We’ve been using Cloud Dataflow with it’s powerful window semantics for a few years now. But till now our windows where fairly small. Tracking a user session will generally not span more then an hour.
With our next generation data architecture we want to go further then ever before and do even more calculations in real time on bigger windows. With a bunch of experiments we plan to prove that Cloud Dataflow and it’s new and improved Apache Beam model is the correct choice. The Update experiment already proved that we don’t loose any data when updating our pipeline. Now what would happen to the memory and disk usage when using very large overlapping windows, spanning several days till over a week?
If you look at the illustration we want to know several characteristics for a campaign, for example the unique number of visitors. The campaign in general runs for a week. Our first thought was creating custom windows but if you zoom out you see that the windows strategy is exactly the same as a session window. But instead of speaking in terms of minutes, we talk of days.
In our experiment we defined our session gap as 10 day, this is longer then our longest campaign. We predicted first a steady rise in memory and disk usage and then a stabilisation after a few days. The experiment was started and we kept an eye on Stackdriver Dataflow monitoring. In the Dataflow monitoring we only saw a linear size, so we where a bit discouraged till diving deeper into the metrics we where looking at. The thing is that the Dataflow metrics that are shown are cumulative and of course they would only rise. Luckily when looking at the instance metric the numbers where much better.

[ACTIVITY A] Decide whether each statement agrees with the Cloud Dataflow text, answering yes or no and quoting the deciding words: (i) the session gap in the experiment was set longer than the longest campaign; (ii) a campaign generally runs for a month; (iii) the Dataflow metrics shown in monitoring are cumulative.
[ACTIVITY B] Copy the passage of the Cloud Dataflow text starting at "With our next" and ending at "talk of days.".
[ACTIVITY C] Go on with the Cloud Dataflow text, picking up after its final sentence.

[DATASET ENTRIES]
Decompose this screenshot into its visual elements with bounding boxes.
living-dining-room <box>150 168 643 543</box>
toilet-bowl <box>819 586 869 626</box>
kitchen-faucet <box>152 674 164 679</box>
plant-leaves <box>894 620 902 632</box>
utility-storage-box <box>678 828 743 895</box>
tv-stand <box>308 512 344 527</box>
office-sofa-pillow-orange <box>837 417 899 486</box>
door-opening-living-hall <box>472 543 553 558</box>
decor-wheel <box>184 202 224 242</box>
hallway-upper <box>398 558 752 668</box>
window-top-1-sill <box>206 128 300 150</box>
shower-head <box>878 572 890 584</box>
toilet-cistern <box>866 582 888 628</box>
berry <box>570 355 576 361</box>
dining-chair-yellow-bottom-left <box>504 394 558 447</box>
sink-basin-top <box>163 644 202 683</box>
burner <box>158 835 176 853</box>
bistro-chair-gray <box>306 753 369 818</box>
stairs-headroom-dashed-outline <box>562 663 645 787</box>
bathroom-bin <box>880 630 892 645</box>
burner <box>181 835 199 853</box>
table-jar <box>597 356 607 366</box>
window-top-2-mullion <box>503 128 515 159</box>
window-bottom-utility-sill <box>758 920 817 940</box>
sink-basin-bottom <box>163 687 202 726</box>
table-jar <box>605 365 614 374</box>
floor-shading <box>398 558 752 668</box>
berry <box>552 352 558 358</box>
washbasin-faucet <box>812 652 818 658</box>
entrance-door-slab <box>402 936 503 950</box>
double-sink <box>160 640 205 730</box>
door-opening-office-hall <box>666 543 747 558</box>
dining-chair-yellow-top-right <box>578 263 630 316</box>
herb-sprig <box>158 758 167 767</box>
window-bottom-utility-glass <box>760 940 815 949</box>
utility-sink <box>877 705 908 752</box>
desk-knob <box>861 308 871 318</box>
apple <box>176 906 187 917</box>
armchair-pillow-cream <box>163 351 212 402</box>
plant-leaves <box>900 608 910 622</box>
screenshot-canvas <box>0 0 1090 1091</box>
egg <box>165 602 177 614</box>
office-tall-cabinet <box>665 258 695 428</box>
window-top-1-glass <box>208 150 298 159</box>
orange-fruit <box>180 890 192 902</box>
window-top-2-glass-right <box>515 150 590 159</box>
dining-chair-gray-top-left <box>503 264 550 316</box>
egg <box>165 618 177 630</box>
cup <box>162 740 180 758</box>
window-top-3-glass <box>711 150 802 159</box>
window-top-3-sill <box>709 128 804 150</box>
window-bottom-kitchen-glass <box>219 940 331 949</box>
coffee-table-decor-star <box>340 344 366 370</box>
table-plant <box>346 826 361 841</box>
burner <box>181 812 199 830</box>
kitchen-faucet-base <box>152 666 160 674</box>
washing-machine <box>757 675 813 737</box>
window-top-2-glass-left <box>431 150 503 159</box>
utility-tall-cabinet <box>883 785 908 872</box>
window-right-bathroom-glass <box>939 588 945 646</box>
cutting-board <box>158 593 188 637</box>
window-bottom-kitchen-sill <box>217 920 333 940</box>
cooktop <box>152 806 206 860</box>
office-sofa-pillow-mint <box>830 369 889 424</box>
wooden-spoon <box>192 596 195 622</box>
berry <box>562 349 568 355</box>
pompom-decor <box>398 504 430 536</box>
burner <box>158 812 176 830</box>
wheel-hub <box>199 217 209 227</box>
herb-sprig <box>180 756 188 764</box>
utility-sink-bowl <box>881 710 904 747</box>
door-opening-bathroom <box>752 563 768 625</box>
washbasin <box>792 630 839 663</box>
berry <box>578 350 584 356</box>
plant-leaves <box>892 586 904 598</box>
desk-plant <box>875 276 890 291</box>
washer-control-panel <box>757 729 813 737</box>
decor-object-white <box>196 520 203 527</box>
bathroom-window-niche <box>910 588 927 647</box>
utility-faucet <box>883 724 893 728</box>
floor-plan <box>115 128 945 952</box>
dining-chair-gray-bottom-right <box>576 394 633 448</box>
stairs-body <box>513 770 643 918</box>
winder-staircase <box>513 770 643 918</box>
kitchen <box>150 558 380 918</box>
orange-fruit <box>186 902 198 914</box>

[TASK RESULT A]
(i) Yes: "we defined our session gap as 10 day, this is longer then our longest campaign"
(ii) No: "The campaign in general runs for a week."
(iii) Yes: "the Dataflow metrics that are shown are cumulative"

[TASK RESULT B]
With our next generation data architecture we want to go further then ever before and do even more calculations in real time on bigger windows. With a bunch of experiments we plan to prove that Cloud Dataflow and it’s new and improved Apache Beam model is the correct choice. The Update experiment already proved that we don’t loose any data when updating our pipeline. Now what would happen to the memory and disk usage when using very large overlapping windows, spanning several days till over a week?
If you look at the illustration we want to know several characteristics for a campaign, for example the unique number of visitors. The campaign in general runs for a week. Our first thought was creating custom windows but if you zoom out you see that the windows strategy is exactly the same as a session window. But instead of speaking in terms of minutes, we talk of days.

[TASK RESULT C]
The disk usage showed exactly what we predicted, first the rise in usage then the stabilisation. The memory usage was actually more stable then expected but as it’s the Java implementation the memory usage is hard to predict anyway.
The numbers made me happy and it’s certainly a nice result to go into the weekend with. But it makes me wonder what the default dataflow monitoring characteristics are good for, maybe I should have a look at Next ‘17 Monitoring and improving your big data application session over the weekend.
Thanks to our newest team member Wout Scheepers for bringing his ideas to the table and making this experiment happen.